#### WORK TO BE COMPLETED:
Return every line of the data below that includes the string "JSON".

#### DATA EXTRACT:
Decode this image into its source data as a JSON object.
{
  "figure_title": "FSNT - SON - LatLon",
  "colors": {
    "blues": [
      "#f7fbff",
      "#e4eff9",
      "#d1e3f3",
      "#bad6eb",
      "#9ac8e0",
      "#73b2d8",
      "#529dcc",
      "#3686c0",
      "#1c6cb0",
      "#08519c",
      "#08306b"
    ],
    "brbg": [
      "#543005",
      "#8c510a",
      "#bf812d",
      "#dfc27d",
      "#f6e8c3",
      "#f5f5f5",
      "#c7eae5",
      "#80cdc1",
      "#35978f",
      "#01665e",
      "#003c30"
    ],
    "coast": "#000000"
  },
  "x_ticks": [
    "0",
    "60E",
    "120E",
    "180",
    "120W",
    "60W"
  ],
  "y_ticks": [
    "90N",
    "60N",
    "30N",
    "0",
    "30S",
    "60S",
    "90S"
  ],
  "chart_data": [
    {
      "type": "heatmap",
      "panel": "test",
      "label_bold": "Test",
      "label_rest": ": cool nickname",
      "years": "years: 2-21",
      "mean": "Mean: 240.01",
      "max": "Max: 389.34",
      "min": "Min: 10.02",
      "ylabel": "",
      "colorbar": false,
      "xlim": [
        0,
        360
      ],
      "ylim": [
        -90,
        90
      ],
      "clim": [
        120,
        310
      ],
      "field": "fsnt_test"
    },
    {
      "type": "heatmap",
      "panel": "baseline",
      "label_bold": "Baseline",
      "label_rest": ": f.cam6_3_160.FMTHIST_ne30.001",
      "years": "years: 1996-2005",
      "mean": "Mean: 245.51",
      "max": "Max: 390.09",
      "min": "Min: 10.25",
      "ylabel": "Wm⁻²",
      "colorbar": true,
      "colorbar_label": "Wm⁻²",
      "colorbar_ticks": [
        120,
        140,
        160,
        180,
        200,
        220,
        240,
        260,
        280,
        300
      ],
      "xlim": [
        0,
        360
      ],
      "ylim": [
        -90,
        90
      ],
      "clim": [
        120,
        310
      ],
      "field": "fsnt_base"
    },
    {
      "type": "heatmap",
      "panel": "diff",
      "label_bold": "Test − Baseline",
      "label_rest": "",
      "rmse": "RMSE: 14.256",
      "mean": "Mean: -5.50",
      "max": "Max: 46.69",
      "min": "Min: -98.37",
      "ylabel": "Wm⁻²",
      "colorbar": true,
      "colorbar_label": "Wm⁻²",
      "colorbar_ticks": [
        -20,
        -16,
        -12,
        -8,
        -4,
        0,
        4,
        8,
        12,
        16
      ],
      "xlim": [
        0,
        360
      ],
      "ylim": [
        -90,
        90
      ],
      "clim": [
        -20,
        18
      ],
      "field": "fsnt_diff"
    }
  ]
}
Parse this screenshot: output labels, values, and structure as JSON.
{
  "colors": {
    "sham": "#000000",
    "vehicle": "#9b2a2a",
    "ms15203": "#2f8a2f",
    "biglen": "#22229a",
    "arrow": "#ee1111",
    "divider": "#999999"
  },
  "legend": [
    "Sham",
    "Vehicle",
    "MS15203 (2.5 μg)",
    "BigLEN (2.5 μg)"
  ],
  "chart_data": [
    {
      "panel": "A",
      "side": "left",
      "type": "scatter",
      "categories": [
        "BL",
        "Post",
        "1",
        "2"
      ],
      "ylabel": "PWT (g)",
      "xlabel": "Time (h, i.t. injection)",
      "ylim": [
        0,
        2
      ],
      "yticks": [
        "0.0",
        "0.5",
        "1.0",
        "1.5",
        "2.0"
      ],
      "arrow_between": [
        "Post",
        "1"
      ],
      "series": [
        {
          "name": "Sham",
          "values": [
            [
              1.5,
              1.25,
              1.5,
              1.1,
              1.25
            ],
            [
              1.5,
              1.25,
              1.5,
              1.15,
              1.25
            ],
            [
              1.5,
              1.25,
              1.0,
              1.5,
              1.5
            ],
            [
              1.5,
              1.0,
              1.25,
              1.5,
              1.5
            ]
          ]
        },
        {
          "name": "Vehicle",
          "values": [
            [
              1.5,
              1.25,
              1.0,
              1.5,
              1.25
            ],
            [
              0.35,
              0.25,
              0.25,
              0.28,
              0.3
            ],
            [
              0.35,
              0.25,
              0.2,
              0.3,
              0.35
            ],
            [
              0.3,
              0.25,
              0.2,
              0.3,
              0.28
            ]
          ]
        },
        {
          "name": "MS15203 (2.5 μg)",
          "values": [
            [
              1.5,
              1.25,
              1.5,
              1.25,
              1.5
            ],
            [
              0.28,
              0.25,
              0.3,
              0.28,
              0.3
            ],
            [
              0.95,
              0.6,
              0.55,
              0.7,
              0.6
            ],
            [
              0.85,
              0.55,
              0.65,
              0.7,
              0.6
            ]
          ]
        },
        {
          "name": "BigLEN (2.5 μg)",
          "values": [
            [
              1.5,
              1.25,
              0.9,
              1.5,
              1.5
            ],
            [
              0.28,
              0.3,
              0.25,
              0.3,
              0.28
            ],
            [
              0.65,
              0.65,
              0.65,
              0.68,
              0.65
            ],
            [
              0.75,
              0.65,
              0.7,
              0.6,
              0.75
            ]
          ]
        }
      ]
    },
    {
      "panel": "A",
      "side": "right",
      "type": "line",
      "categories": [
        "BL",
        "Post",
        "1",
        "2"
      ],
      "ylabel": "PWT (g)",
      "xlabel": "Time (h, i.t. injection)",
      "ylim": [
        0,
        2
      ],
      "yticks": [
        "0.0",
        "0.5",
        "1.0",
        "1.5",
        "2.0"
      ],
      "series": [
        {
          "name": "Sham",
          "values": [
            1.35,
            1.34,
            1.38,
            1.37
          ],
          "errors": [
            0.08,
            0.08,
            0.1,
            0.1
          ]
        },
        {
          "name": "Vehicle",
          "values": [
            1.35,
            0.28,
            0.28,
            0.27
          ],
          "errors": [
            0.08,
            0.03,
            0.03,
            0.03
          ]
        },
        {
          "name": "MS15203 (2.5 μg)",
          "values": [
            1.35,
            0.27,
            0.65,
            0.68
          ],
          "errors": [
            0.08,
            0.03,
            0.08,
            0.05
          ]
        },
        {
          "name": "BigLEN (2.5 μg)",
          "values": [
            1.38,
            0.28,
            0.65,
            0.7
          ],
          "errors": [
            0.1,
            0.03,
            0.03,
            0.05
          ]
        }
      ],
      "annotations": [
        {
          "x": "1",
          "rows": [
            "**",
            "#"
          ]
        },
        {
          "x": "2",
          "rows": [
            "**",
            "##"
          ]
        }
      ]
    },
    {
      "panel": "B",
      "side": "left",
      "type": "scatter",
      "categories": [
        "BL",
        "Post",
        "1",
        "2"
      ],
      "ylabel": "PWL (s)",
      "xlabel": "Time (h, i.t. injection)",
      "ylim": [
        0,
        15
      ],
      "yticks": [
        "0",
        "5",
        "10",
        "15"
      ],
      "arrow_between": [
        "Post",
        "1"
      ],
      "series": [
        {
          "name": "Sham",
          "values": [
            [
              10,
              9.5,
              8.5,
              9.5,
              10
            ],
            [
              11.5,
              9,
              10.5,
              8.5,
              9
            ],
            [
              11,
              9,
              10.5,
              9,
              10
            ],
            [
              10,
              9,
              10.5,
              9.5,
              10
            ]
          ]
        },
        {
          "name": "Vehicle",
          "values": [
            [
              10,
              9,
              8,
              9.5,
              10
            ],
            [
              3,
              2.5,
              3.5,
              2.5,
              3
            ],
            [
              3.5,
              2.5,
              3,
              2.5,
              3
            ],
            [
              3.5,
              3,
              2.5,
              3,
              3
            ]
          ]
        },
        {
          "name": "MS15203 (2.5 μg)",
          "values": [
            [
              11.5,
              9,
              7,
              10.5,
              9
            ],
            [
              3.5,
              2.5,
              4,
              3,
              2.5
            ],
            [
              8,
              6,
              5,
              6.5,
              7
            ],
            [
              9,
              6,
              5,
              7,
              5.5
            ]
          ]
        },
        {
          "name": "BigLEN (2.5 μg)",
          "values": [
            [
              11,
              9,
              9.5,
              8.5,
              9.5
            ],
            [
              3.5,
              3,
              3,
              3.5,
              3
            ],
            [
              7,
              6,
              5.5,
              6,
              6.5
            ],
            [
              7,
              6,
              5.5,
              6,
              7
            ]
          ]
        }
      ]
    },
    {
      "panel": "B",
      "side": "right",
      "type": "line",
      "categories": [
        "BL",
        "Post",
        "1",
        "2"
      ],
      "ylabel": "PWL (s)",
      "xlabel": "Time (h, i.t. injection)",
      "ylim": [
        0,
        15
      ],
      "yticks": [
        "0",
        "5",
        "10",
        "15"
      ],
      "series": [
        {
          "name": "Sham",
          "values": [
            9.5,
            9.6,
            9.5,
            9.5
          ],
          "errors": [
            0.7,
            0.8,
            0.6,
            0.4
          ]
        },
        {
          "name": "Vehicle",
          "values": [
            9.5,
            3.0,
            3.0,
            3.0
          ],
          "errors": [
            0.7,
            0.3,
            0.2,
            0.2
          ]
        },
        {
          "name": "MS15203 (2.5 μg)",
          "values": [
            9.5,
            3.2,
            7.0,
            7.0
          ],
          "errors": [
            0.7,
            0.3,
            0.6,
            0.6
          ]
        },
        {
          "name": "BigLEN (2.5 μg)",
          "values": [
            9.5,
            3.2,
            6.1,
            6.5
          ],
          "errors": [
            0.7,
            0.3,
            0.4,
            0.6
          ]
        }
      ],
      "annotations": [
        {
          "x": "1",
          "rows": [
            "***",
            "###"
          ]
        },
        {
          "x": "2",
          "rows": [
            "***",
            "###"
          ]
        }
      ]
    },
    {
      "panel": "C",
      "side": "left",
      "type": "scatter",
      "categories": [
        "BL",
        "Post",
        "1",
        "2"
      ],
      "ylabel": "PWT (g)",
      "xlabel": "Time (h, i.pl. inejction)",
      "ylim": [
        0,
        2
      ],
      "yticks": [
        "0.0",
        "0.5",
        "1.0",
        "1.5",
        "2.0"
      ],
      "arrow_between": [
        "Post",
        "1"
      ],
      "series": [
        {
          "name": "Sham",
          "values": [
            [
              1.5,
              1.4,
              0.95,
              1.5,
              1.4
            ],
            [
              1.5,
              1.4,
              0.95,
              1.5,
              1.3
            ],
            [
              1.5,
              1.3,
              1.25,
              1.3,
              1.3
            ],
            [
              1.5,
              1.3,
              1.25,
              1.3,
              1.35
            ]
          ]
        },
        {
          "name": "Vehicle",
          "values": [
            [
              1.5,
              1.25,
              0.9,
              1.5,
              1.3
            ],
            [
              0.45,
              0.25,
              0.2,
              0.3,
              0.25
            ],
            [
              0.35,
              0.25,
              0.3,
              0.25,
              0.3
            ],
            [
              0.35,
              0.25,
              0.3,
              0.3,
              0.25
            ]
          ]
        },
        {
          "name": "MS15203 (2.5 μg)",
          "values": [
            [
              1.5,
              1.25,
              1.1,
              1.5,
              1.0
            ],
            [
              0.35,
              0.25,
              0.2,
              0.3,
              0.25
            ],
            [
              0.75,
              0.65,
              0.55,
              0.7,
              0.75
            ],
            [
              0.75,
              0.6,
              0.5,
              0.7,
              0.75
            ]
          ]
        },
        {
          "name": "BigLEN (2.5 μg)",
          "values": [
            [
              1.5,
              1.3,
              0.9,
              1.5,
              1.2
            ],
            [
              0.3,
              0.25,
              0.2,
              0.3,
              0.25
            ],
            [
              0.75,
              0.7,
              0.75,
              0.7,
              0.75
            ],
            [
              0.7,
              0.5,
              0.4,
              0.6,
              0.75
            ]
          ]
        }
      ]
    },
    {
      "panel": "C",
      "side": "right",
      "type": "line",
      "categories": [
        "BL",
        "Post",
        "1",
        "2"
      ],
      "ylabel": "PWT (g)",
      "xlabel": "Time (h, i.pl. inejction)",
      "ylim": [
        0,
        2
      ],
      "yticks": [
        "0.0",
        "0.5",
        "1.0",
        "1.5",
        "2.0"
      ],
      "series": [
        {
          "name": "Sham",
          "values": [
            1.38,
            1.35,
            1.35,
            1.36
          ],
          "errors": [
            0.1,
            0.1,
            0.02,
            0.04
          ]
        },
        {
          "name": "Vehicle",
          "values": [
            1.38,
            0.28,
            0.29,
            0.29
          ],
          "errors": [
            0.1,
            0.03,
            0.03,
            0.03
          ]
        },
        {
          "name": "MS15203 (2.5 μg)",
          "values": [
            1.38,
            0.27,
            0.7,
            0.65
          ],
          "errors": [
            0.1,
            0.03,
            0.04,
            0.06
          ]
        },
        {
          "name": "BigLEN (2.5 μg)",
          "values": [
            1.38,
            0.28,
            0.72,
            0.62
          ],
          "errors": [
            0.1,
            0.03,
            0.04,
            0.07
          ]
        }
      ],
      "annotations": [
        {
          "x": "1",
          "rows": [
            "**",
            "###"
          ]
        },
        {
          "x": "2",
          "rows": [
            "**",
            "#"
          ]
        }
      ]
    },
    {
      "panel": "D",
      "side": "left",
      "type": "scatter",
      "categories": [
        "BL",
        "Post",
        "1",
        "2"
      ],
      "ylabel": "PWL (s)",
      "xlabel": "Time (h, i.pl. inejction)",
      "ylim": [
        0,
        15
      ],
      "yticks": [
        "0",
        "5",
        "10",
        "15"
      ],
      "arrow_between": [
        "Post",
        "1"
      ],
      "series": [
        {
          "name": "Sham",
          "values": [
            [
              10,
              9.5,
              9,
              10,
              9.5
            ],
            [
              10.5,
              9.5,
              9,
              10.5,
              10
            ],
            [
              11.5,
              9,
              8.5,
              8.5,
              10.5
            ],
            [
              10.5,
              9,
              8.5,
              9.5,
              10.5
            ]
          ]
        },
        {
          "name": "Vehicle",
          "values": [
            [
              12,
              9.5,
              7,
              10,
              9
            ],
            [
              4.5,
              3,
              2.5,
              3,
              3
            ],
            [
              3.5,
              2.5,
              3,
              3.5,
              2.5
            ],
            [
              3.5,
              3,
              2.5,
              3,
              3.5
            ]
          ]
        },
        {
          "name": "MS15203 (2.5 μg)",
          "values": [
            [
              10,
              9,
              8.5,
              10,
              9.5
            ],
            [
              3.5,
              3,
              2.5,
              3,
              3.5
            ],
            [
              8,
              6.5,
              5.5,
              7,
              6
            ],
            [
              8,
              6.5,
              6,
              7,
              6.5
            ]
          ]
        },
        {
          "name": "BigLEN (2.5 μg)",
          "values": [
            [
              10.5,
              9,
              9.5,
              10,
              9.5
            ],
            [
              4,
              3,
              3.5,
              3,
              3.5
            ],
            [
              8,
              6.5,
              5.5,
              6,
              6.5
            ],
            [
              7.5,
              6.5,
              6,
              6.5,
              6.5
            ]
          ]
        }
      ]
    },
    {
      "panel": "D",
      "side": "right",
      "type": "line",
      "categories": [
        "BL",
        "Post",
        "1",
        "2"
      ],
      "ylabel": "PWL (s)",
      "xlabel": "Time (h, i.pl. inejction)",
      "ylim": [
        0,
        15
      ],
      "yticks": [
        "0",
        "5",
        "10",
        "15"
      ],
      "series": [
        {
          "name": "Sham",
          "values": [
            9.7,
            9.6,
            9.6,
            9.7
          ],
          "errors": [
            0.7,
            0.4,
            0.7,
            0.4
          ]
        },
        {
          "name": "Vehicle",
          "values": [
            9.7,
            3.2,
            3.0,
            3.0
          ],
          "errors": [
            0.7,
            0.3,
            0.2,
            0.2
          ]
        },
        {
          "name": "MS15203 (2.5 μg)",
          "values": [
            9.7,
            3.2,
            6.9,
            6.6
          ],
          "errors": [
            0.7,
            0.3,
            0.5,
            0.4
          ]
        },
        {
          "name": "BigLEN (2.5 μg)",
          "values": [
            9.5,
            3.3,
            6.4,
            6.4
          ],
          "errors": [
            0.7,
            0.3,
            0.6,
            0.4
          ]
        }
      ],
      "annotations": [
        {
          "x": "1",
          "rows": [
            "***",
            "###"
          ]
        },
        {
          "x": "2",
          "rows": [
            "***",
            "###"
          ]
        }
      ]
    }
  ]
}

#### SOLUTION FOR THIS PROBLEM:
Decode this image into its source data as a JSON object.
Parse this screenshot: output labels, values, and structure as JSON.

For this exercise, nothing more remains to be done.